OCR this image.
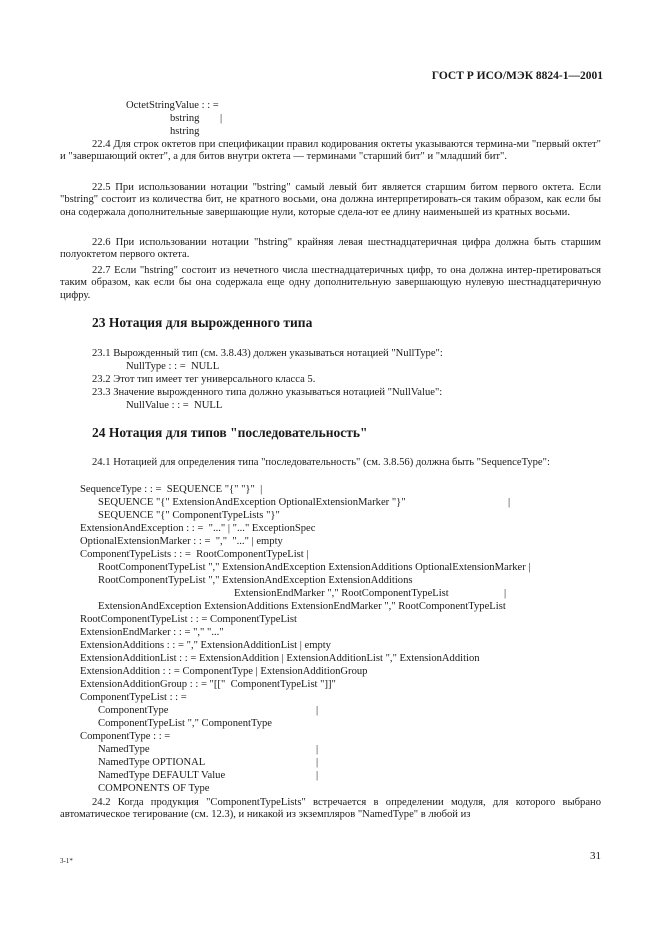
ГОСТ Р ИСО/МЭК 8824-1—2001
OctetStringValue : : =
bstring |
hstring
22.4 Для строк октетов при спецификации правил кодирования октеты указываются термина-ми "первый октет" и "завершающий октет", а для битов внутри октета — терминами "старший бит" и "младший бит".
22.5 При использовании нотации "bstring" самый левый бит является старшим битом первого октета. Если "bstring" состоит из количества бит, не кратного восьми, она должна интерпретировать-ся таким образом, как если бы она содержала дополнительные завершающие нули, которые сдела-ют ее длину наименьшей из кратных восьми.
22.6 При использовании нотации "hstring" крайняя левая шестнадцатеричная цифра должна быть старшим полуоктетом первого октета.
22.7 Если "hstring" состоит из нечетного числа шестнадцатеричных цифр, то она должна интер-претироваться таким образом, как если бы она содержала еще одну дополнительную завершающую нулевую шестнадцатеричную цифру.
23 Нотация для вырожденного типа
23.1 Вырожденный тип (см. 3.8.43) должен указываться нотацией "NullType":
NullType : : =  NULL
23.2 Этот тип имеет тег универсального класса 5.
23.3 Значение вырожденного типа должно указываться нотацией "NullValue":
NullValue : : =  NULL
24 Нотация для типов "последовательность"
24.1 Нотацией для определения типа "последовательность" (см. 3.8.56) должна быть "SequenceType":
SequenceType : : =  SEQUENCE "{" "}"  |
SEQUENCE "{" ExtensionAndException OptionalExtensionMarker "}"	|
SEQUENCE "{" ComponentTypeLists "}"
ExtensionAndException : : =  "..." | "..." ExceptionSpec
OptionalExtensionMarker : : =  ","  "..." | empty
ComponentTypeLists : : =  RootComponentTypeList |
RootComponentTypeList "," ExtensionAndException ExtensionAdditions OptionalExtensionMarker |
RootComponentTypeList "," ExtensionAndException ExtensionAdditions
ExtensionEndMarker "," RootComponentTypeList	|
ExtensionAndException ExtensionAdditions ExtensionEndMarker "," RootComponentTypeList
RootComponentTypeList : : = ComponentTypeList
ExtensionEndMarker : : = "," "..."
ExtensionAdditions : : = "," ExtensionAdditionList | empty
ExtensionAdditionList : : = ExtensionAddition | ExtensionAdditionList "," ExtensionAddition
ExtensionAddition : : = ComponentType | ExtensionAdditionGroup
ExtensionAdditionGroup : : = "[["  ComponentTypeList "]]"
ComponentTypeList : : =
ComponentType	|
ComponentTypeList "," ComponentType
ComponentType : : =
NamedType	|
NamedType OPTIONAL	|
NamedType DEFAULT Value	|
COMPONENTS OF Type
24.2 Когда продукция "ComponentTypeLists" встречается в определении модуля, для которого выбрано автоматическое тегирование (см. 12.3), и никакой из экземпляров "NamedType" в любой из
3-1*	31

* **What to work on**
Set the listing down in full and exactly. Pictures within it should not appear in the copy.

* **Exercise answer**
OCR this image.
ГОСТ Р ИСО/МЭК 8824-1—2001
OctetStringValue : : =
bstring |
hstring
22.4 Для строк октетов при спецификации правил кодирования октеты указываются термина-ми "первый октет" и "завершающий октет", а для битов внутри октета — терминами "старший бит" и "младший бит".
22.5 При использовании нотации "bstring" самый левый бит является старшим битом первого октета. Если "bstring" состоит из количества бит, не кратного восьми, она должна интерпретировать-ся таким образом, как если бы она содержала дополнительные завершающие нули, которые сдела-ют ее длину наименьшей из кратных восьми.
22.6 При использовании нотации "hstring" крайняя левая шестнадцатеричная цифра должна быть старшим полуоктетом первого октета.
22.7 Если "hstring" состоит из нечетного числа шестнадцатеричных цифр, то она должна интер-претироваться таким образом, как если бы она содержала еще одну дополнительную завершающую нулевую шестнадцатеричную цифру.
23 Нотация для вырожденного типа
23.1 Вырожденный тип (см. 3.8.43) должен указываться нотацией "NullType":
NullType : : =  NULL
23.2 Этот тип имеет тег универсального класса 5.
23.3 Значение вырожденного типа должно указываться нотацией "NullValue":
NullValue : : =  NULL
24 Нотация для типов "последовательность"
24.1 Нотацией для определения типа "последовательность" (см. 3.8.56) должна быть "SequenceType":
SequenceType : : =  SEQUENCE "{" "}"  |
SEQUENCE "{" ExtensionAndException OptionalExtensionMarker "}"	|
SEQUENCE "{" ComponentTypeLists "}"
ExtensionAndException : : =  "..." | "..." ExceptionSpec
OptionalExtensionMarker : : =  ","  "..." | empty
ComponentTypeLists : : =  RootComponentTypeList |
RootComponentTypeList "," ExtensionAndException ExtensionAdditions OptionalExtensionMarker |
RootComponentTypeList "," ExtensionAndException ExtensionAdditions
ExtensionEndMarker "," RootComponentTypeList	|
ExtensionAndException ExtensionAdditions ExtensionEndMarker "," RootComponentTypeList
RootComponentTypeList : : = ComponentTypeList
ExtensionEndMarker : : = "," "..."
ExtensionAdditions : : = "," ExtensionAdditionList | empty
ExtensionAdditionList : : = ExtensionAddition | ExtensionAdditionList "," ExtensionAddition
ExtensionAddition : : = ComponentType | ExtensionAdditionGroup
ExtensionAdditionGroup : : = "[["  ComponentTypeList "]]"
ComponentTypeList : : =
ComponentType	|
ComponentTypeList "," ComponentType
ComponentType : : =
NamedType	|
NamedType OPTIONAL	|
NamedType DEFAULT Value	|
COMPONENTS OF Type
24.2 Когда продукция "ComponentTypeLists" встречается в определении модуля, для которого выбрано автоматическое тегирование (см. 12.3), и никакой из экземпляров "NamedType" в любой из
3-1*	31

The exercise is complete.